Two Turtles Playing with a Hammer: A Game.

January 16, 2012

While I’m finishing up the Baire Category post, let’s have a little fun.  Here’s a game I like to play when I’m in my office hours and have literally nothing else to do.  I call it, “Two Turtles Playing With A Hammer.” 

The game is simple.

 

  1. Pick a number (or, have a friend pick one for you!).  It’s more fun if you pick a number that’s a well-known irrational or transcendental number.  Let’s call this number \alpha
  2. Pick a natural number (for example, 4 or 12).  Usually, 2, 3, 4, or 6 give the nicest looking results.  Let’s call your number n.
  3. The point of the game is to approximate \alpha using a sequence that looks like this:

 

\displaystyle\frac{\pi^{n}}{b_{1}} + \frac{\pi^{n}}{b_{2}^{2}} + \frac{\pi^{n}}{b_{3}^{3}} + \dots

 

where all the b_{i}’s are natural numbers.  If this is not possible to do, you lose.  Else, you win!  [Of course, you can feel free to make your own game where this is an alternating sequence.]

 

An example.  Let’s just do one that I played around with a bit:

 

(\pi^4)/57 + (\pi^4)/67^2 + (\pi^4)/37^3 \approx \sqrt{3}.

┄┄┄┄┄┄

What to do
1. Reproduce the part of the Two Turtles game post starting at "The game is simple." and ending at "your number n.".
2. Go on with the Two Turtles game post from its last line.

Recorded data
┄┄┄┄┄┄

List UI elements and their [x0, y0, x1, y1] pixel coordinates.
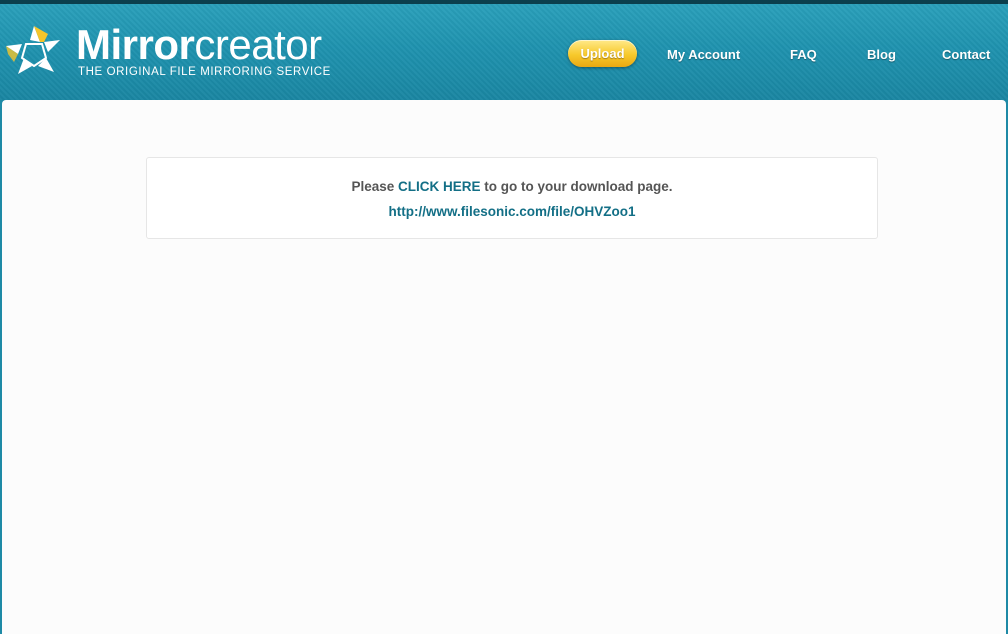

┄┄┄┄┄┄

The replies
1.
The game is simple.

 

  1. Pick a number (or, have a friend pick one for you!).  It’s more fun if you pick a number that’s a well-known irrational or transcendental number.  Let’s call this number \alpha
  2. Pick a natural number (for example, 4 or 12).  Usually, 2, 3, 4, or 6 give the nicest looking results.  Let’s call your number n.

2.
Of course, the game is rather pointless, but you can say to your friends, “Look at this!  This crazy sum of stuff is pretty dang close to \frac{\sqrt{2}}{2}.”  They’ll be impressed.

 

[Note: It may be a good (undergraduate-level) exercise to think about the following: given that we only add terms, and given that the denominators must be elements of the naturals, then (given some n) what numbers can we make from these sequences?  What if we also set one of the b_{i}’s in the assumption (for example, making b_{3} = 5)?]

 

Edited: I fixed the note above.  Another good undergraduate-level question is: what if we allow only one term to be subtracted; can we make any real number?  If they’re particularly good at programming, you could ask them to write a program that approximates any number to some number of places with such a sequence (either from the game or using a single subtracted term).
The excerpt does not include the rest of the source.